AIM: From the entries that follow, gather each line holding the word "Cheng".

THE INPUT:

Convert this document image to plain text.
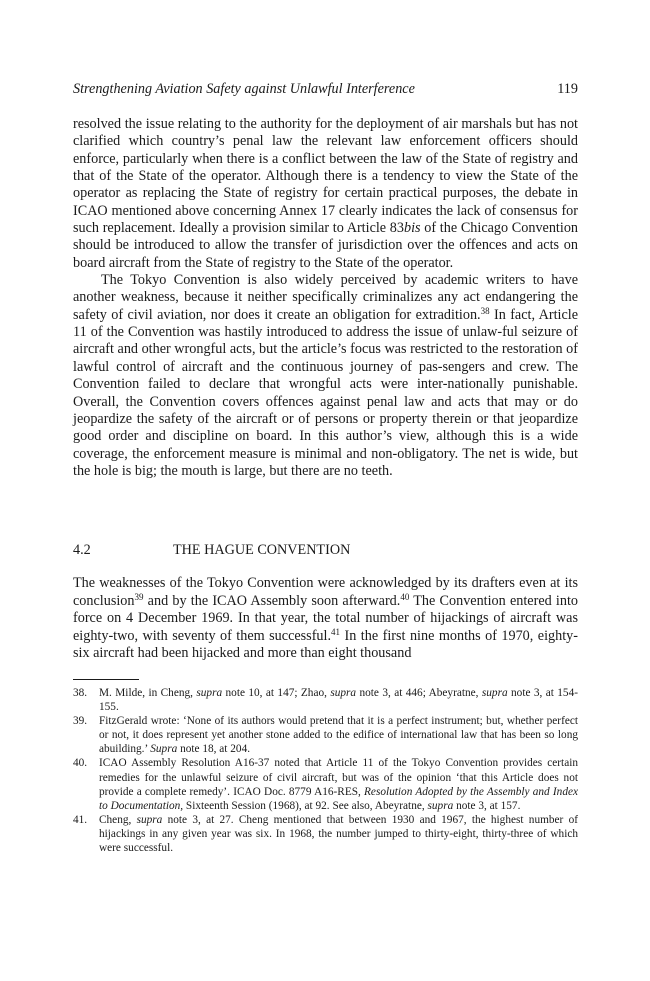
Strengthening Aviation Safety against Unlawful Interference	119

resolved the issue relating to the authority for the deployment of air marshals but has not clarified which country’s penal law the relevant law enforcement officers should enforce, particularly when there is a conflict between the law of the State of registry and that of the State of the operator. Although there is a tendency to view the State of the operator as replacing the State of registry for certain practical purposes, the debate in ICAO mentioned above concerning Annex 17 clearly indicates the lack of consensus for such replacement. Ideally a provision similar to Article 83bis of the Chicago Convention should be introduced to allow the transfer of jurisdiction over the offences and acts on board aircraft from the State of registry to the State of the operator.

The Tokyo Convention is also widely perceived by academic writers to have another weakness, because it neither specifically criminalizes any act endangering the safety of civil aviation, nor does it create an obligation for extradition.$^{38}$ In fact, Article 11 of the Convention was hastily introduced to address the issue of unlaw-ful seizure of aircraft and other wrongful acts, but the article’s focus was restricted to the restoration of lawful control of aircraft and the continuous journey of pas-sengers and crew. The Convention failed to declare that wrongful acts were inter-nationally punishable. Overall, the Convention covers offences against penal law and acts that may or do jeopardize the safety of the aircraft or of persons or property therein or that jeopardize good order and discipline on board. In this author’s view, although this is a wide coverage, the enforcement measure is minimal and non-obligatory. The net is wide, but the hole is big; the mouth is large, but there are no teeth.

4.2	THE HAGUE CONVENTION

The weaknesses of the Tokyo Convention were acknowledged by its drafters even at its conclusion$^{39}$ and by the ICAO Assembly soon afterward.$^{40}$ The Convention entered into force on 4 December 1969. In that year, the total number of hijackings of aircraft was eighty-two, with seventy of them successful.$^{41}$ In the first nine months of 1970, eighty-six aircraft had been hijacked and more than eight thousand

38. M. Milde, in Cheng, supra note 10, at 147; Zhao, supra note 3, at 446; Abeyratne, supra note 3, at 154-155.

39. FitzGerald wrote: ‘None of its authors would pretend that it is a perfect instrument; but, whether perfect or not, it does represent yet another stone added to the edifice of international law that has been so long abuilding.’ Supra note 18, at 204.

40. ICAO Assembly Resolution A16-37 noted that Article 11 of the Tokyo Convention provides certain remedies for the unlawful seizure of civil aircraft, but was of the opinion ‘that this Article does not provide a complete remedy’. ICAO Doc. 8779 A16-RES, Resolution Adopted by the Assembly and Index to Documentation, Sixteenth Session (1968), at 92. See also, Abeyratne, supra note 3, at 157.

41. Cheng, supra note 3, at 27. Cheng mentioned that between 1930 and 1967, the highest number of hijackings in any given year was six. In 1968, the number jumped to thirty-eight, thirty-three of which were successful.
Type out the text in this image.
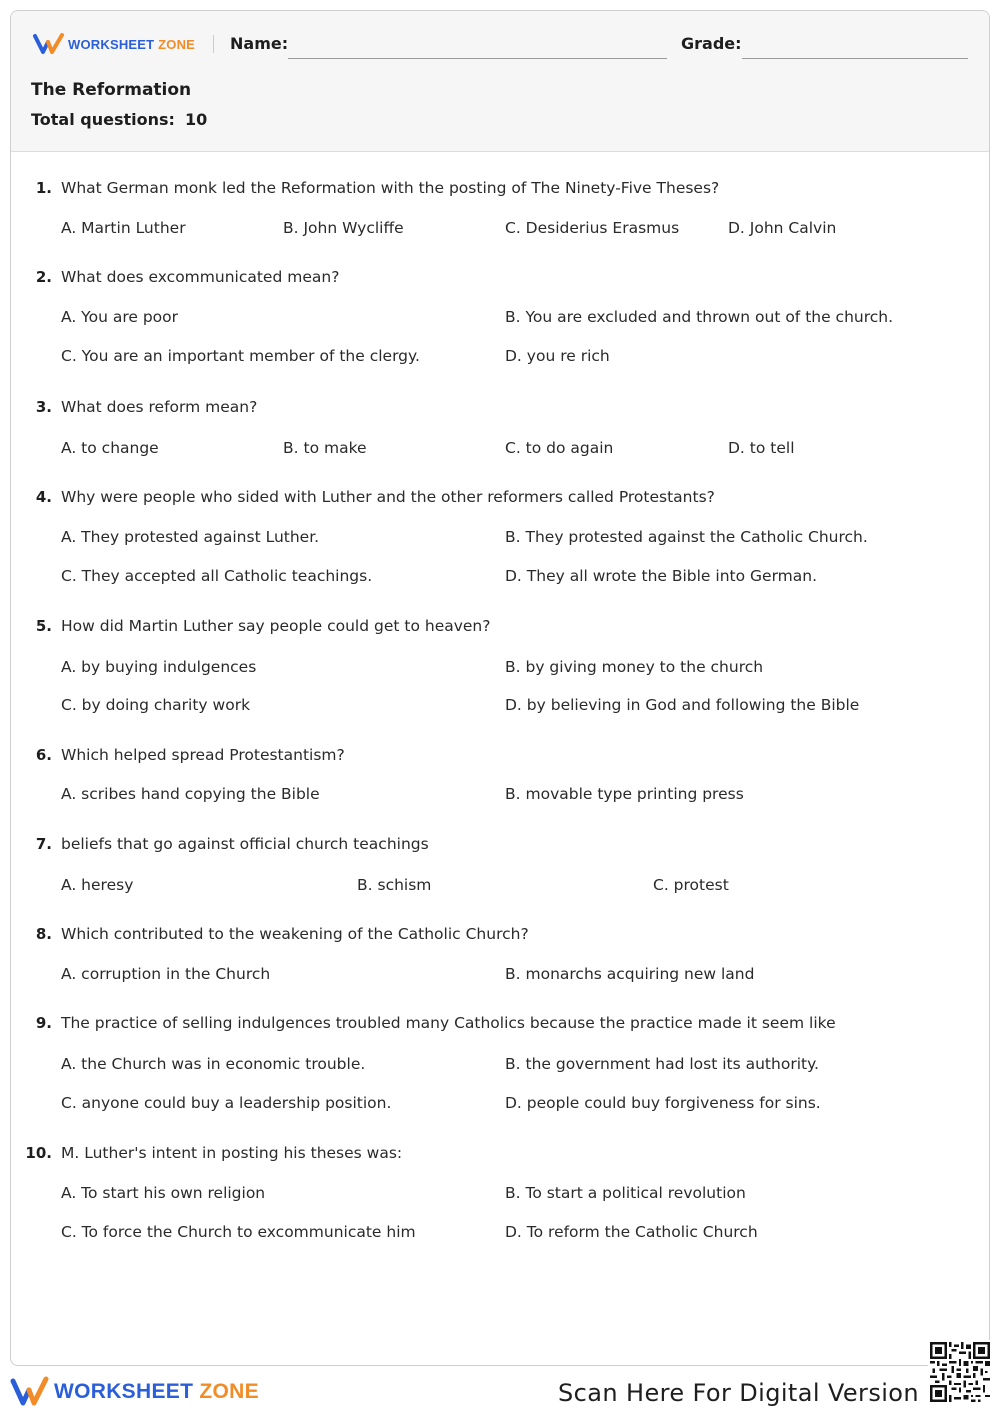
WORKSHEET ZONE Name:	Grade:
The Reformation
Total questions: 10
1. What German monk led the Reformation with the posting of The Ninety-Five Theses?
A. Martin Luther	B. John Wycliffe	C. Desiderius Erasmus	D. John Calvin
2. What does excommunicated mean?
A. You are poor	B. You are excluded and thrown out of the church.
C. You are an important member of the clergy.	D. you re rich
3. What does reform mean?
A. to change	B. to make	C. to do again	D. to tell
4. Why were people who sided with Luther and the other reformers called Protestants?
A. They protested against Luther.	B. They protested against the Catholic Church.
C. They accepted all Catholic teachings.	D. They all wrote the Bible into German.
5. How did Martin Luther say people could get to heaven?
A. by buying indulgences	B. by giving money to the church
C. by doing charity work	D. by believing in God and following the Bible
6. Which helped spread Protestantism?
A. scribes hand copying the Bible	B. movable type printing press
7. beliefs that go against official church teachings
A. heresy	B. schism	C. protest
8. Which contributed to the weakening of the Catholic Church?
A. corruption in the Church	B. monarchs acquiring new land
9. The practice of selling indulgences troubled many Catholics because the practice made it seem like
A. the Church was in economic trouble.	B. the government had lost its authority.
C. anyone could buy a leadership position.	D. people could buy forgiveness for sins.
10. M. Luther's intent in posting his theses was:
A. To start his own religion	B. To start a political revolution
C. To force the Church to excommunicate him	D. To reform the Catholic Church
WORKSHEET ZONE	Scan Here For Digital Version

RESPONSE:
38. M. Milde, in Cheng, supra note 10, at 147; Zhao, supra note 3, at 446; Abeyratne, supra note 3, at 154-155.
41. Cheng, supra note 3, at 27. Cheng mentioned that between 1930 and 1967, the highest number of hijackings in any given year was six. In 1968, the number jumped to thirty-eight, thirty-three of which were successful.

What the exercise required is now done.